The request
Return all of the lines below exactly as they are.

Data to use
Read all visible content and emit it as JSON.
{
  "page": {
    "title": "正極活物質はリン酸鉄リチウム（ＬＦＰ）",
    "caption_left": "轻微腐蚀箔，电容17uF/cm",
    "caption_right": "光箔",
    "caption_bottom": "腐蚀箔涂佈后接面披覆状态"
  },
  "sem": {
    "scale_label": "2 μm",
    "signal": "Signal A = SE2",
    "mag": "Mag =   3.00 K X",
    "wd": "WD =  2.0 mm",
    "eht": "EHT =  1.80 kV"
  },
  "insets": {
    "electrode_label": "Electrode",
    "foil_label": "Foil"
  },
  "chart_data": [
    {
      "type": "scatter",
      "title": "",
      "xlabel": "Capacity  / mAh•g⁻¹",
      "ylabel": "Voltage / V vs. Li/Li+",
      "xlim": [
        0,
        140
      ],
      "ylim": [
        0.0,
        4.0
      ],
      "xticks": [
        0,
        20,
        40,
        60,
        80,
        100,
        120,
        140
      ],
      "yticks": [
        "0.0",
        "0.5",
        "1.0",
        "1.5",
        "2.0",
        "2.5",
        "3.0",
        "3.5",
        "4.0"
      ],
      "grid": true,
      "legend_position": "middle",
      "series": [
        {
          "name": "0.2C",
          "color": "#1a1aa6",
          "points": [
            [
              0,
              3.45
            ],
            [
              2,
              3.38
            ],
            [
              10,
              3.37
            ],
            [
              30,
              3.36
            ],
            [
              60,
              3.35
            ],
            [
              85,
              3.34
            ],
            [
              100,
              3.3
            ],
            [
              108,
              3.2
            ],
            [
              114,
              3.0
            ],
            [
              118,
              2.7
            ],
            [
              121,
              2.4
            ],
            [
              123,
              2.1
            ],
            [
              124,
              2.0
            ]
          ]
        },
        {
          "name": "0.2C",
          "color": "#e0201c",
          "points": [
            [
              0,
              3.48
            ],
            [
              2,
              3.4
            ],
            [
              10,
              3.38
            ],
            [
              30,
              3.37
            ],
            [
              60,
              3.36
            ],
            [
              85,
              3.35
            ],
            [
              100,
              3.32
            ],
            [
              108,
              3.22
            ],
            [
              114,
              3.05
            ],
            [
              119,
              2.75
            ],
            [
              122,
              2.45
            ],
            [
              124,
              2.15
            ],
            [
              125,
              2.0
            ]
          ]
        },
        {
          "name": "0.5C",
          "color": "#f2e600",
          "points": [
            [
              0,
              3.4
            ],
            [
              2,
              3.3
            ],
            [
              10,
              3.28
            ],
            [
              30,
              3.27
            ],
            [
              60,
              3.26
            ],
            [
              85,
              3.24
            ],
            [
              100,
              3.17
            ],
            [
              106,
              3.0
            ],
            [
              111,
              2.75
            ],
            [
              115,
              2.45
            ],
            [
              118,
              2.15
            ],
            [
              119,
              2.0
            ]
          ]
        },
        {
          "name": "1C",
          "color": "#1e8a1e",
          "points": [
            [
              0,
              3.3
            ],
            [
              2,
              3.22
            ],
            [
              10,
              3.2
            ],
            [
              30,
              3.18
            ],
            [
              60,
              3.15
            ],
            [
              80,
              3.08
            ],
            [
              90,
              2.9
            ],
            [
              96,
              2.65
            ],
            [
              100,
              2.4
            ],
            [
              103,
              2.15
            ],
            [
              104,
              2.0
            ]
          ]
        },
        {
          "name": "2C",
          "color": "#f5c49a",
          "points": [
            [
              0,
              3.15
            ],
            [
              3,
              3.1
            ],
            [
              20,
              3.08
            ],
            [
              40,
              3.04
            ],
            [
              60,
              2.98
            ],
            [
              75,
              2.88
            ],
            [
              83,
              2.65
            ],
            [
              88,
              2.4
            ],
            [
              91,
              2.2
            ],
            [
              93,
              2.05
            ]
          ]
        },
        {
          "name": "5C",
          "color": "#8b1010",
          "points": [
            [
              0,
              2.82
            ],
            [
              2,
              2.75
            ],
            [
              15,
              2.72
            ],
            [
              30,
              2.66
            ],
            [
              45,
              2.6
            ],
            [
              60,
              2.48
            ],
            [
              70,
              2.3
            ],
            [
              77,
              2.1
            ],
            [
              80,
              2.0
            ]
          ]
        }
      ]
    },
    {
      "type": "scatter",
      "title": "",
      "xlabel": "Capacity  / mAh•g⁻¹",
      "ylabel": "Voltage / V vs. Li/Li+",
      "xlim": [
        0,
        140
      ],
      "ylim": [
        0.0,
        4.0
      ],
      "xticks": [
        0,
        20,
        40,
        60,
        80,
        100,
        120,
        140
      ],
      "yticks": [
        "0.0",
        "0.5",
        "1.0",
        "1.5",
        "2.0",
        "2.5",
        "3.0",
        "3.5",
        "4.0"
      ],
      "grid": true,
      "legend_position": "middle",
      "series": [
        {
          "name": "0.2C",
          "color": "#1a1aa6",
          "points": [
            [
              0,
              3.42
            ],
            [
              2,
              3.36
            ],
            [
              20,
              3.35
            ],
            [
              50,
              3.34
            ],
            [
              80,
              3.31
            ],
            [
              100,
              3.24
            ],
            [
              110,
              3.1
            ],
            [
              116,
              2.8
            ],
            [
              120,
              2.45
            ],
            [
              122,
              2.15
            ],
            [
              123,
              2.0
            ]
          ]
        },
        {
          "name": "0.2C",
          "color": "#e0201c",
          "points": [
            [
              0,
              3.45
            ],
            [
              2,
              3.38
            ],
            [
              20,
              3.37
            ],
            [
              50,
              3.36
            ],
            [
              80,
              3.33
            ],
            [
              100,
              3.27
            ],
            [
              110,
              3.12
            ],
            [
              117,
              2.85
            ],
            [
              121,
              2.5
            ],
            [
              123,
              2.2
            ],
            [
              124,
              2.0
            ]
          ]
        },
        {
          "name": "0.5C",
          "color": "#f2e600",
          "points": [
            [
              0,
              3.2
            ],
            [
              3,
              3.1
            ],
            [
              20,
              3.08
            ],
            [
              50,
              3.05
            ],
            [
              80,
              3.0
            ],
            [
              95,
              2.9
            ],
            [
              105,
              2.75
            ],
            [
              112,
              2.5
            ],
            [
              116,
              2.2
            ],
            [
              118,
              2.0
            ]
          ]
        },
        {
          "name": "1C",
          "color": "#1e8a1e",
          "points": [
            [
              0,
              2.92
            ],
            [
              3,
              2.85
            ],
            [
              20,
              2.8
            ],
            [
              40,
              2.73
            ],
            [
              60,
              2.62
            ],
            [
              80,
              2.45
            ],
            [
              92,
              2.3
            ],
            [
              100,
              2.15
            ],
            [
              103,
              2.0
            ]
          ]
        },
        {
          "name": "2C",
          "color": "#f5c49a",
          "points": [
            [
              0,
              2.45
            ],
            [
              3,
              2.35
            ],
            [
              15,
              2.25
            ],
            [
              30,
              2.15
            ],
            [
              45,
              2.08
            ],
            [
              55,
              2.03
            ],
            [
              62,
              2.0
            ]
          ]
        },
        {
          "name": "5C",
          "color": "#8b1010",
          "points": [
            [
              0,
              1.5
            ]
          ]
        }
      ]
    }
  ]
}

Response
Read all visible content and emit it as JSON.
{
  "page": {
    "title": "正極活物質はリン酸鉄リチウム（ＬＦＰ）",
    "caption_left": "轻微腐蚀箔，电容17uF/cm",
    "caption_right": "光箔",
    "caption_bottom": "腐蚀箔涂佈后接面披覆状态"
  },
  "sem": {
    "scale_label": "2 μm",
    "signal": "Signal A = SE2",
    "mag": "Mag =   3.00 K X",
    "wd": "WD =  2.0 mm",
    "eht": "EHT =  1.80 kV"
  },
  "insets": {
    "electrode_label": "Electrode",
    "foil_label": "Foil"
  },
  "chart_data": [
    {
      "type": "scatter",
      "title": "",
      "xlabel": "Capacity  / mAh•g⁻¹",
      "ylabel": "Voltage / V vs. Li/Li+",
      "xlim": [
        0,
        140
      ],
      "ylim": [
        0.0,
        4.0
      ],
      "xticks": [
        0,
        20,
        40,
        60,
        80,
        100,
        120,
        140
      ],
      "yticks": [
        "0.0",
        "0.5",
        "1.0",
        "1.5",
        "2.0",
        "2.5",
        "3.0",
        "3.5",
        "4.0"
      ],
      "grid": true,
      "legend_position": "middle",
      "series": [
        {
          "name": "0.2C",
          "color": "#1a1aa6",
          "points": [
            [
              0,
              3.45
            ],
            [
              2,
              3.38
            ],
            [
              10,
              3.37
            ],
            [
              30,
              3.36
            ],
            [
              60,
              3.35
            ],
            [
              85,
              3.34
            ],
            [
              100,
              3.3
            ],
            [
              108,
              3.2
            ],
            [
              114,
              3.0
            ],
            [
              118,
              2.7
            ],
            [
              121,
              2.4
            ],
            [
              123,
              2.1
            ],
            [
              124,
              2.0
            ]
          ]
        },
        {
          "name": "0.2C",
          "color": "#e0201c",
          "points": [
            [
              0,
              3.48
            ],
            [
              2,
              3.4
            ],
            [
              10,
              3.38
            ],
            [
              30,
              3.37
            ],
            [
              60,
              3.36
            ],
            [
              85,
              3.35
            ],
            [
              100,
              3.32
            ],
            [
              108,
              3.22
            ],
            [
              114,
              3.05
            ],
            [
              119,
              2.75
            ],
            [
              122,
              2.45
            ],
            [
              124,
              2.15
            ],
            [
              125,
              2.0
            ]
          ]
        },
        {
          "name": "0.5C",
          "color": "#f2e600",
          "points": [
            [
              0,
              3.4
            ],
            [
              2,
              3.3
            ],
            [
              10,
              3.28
            ],
            [
              30,
              3.27
            ],
            [
              60,
              3.26
            ],
            [
              85,
              3.24
            ],
            [
              100,
              3.17
            ],
            [
              106,
              3.0
            ],
            [
              111,
              2.75
            ],
            [
              115,
              2.45
            ],
            [
              118,
              2.15
            ],
            [
              119,
              2.0
            ]
          ]
        },
        {
          "name": "1C",
          "color": "#1e8a1e",
          "points": [
            [
              0,
              3.3
            ],
            [
              2,
              3.22
            ],
            [
              10,
              3.2
            ],
            [
              30,
              3.18
            ],
            [
              60,
              3.15
            ],
            [
              80,
              3.08
            ],
            [
              90,
              2.9
            ],
            [
              96,
              2.65
            ],
            [
              100,
              2.4
            ],
            [
              103,
              2.15
            ],
            [
              104,
              2.0
            ]
          ]
        },
        {
          "name": "2C",
          "color": "#f5c49a",
          "points": [
            [
              0,
              3.15
            ],
            [
              3,
              3.1
            ],
            [
              20,
              3.08
            ],
            [
              40,
              3.04
            ],
            [
              60,
              2.98
            ],
            [
              75,
              2.88
            ],
            [
              83,
              2.65
            ],
            [
              88,
              2.4
            ],
            [
              91,
              2.2
            ],
            [
              93,
              2.05
            ]
          ]
        },
        {
          "name": "5C",
          "color": "#8b1010",
          "points": [
            [
              0,
              2.82
            ],
            [
              2,
              2.75
            ],
            [
              15,
              2.72
            ],
            [
              30,
              2.66
            ],
            [
              45,
              2.6
            ],
            [
              60,
              2.48
            ],
            [
              70,
              2.3
            ],
            [
              77,
              2.1
            ],
            [
              80,
              2.0
            ]
          ]
        }
      ]
    },
    {
      "type": "scatter",
      "title": "",
      "xlabel": "Capacity  / mAh•g⁻¹",
      "ylabel": "Voltage / V vs. Li/Li+",
      "xlim": [
        0,
        140
      ],
      "ylim": [
        0.0,
        4.0
      ],
      "xticks": [
        0,
        20,
        40,
        60,
        80,
        100,
        120,
        140
      ],
      "yticks": [
        "0.0",
        "0.5",
        "1.0",
        "1.5",
        "2.0",
        "2.5",
        "3.0",
        "3.5",
        "4.0"
      ],
      "grid": true,
      "legend_position": "middle",
      "series": [
        {
          "name": "0.2C",
          "color": "#1a1aa6",
          "points": [
            [
              0,
              3.42
            ],
            [
              2,
              3.36
            ],
            [
              20,
              3.35
            ],
            [
              50,
              3.34
            ],
            [
              80,
              3.31
            ],
            [
              100,
              3.24
            ],
            [
              110,
              3.1
            ],
            [
              116,
              2.8
            ],
            [
              120,
              2.45
            ],
            [
              122,
              2.15
            ],
            [
              123,
              2.0
            ]
          ]
        },
        {
          "name": "0.2C",
          "color": "#e0201c",
          "points": [
            [
              0,
              3.45
            ],
            [
              2,
              3.38
            ],
            [
              20,
              3.37
            ],
            [
              50,
              3.36
            ],
            [
              80,
              3.33
            ],
            [
              100,
              3.27
            ],
            [
              110,
              3.12
            ],
            [
              117,
              2.85
            ],
            [
              121,
              2.5
            ],
            [
              123,
              2.2
            ],
            [
              124,
              2.0
            ]
          ]
        },
        {
          "name": "0.5C",
          "color": "#f2e600",
          "points": [
            [
              0,
              3.2
            ],
            [
              3,
              3.1
            ],
            [
              20,
              3.08
            ],
            [
              50,
              3.05
            ],
            [
              80,
              3.0
            ],
            [
              95,
              2.9
            ],
            [
              105,
              2.75
            ],
            [
              112,
              2.5
            ],
            [
              116,
              2.2
            ],
            [
              118,
              2.0
            ]
          ]
        },
        {
          "name": "1C",
          "color": "#1e8a1e",
          "points": [
            [
              0,
              2.92
            ],
            [
              3,
              2.85
            ],
            [
              20,
              2.8
            ],
            [
              40,
              2.73
            ],
            [
              60,
              2.62
            ],
            [
              80,
              2.45
            ],
            [
              92,
              2.3
            ],
            [
              100,
              2.15
            ],
            [
              103,
              2.0
            ]
          ]
        },
        {
          "name": "2C",
          "color": "#f5c49a",
          "points": [
            [
              0,
              2.45
            ],
            [
              3,
              2.35
            ],
            [
              15,
              2.25
            ],
            [
              30,
              2.15
            ],
            [
              45,
              2.08
            ],
            [
              55,
              2.03
            ],
            [
              62,
              2.0
            ]
          ]
        },
        {
          "name": "5C",
          "color": "#8b1010",
          "points": [
            [
              0,
              1.5
            ]
          ]
        }
      ]
    }
  ]
}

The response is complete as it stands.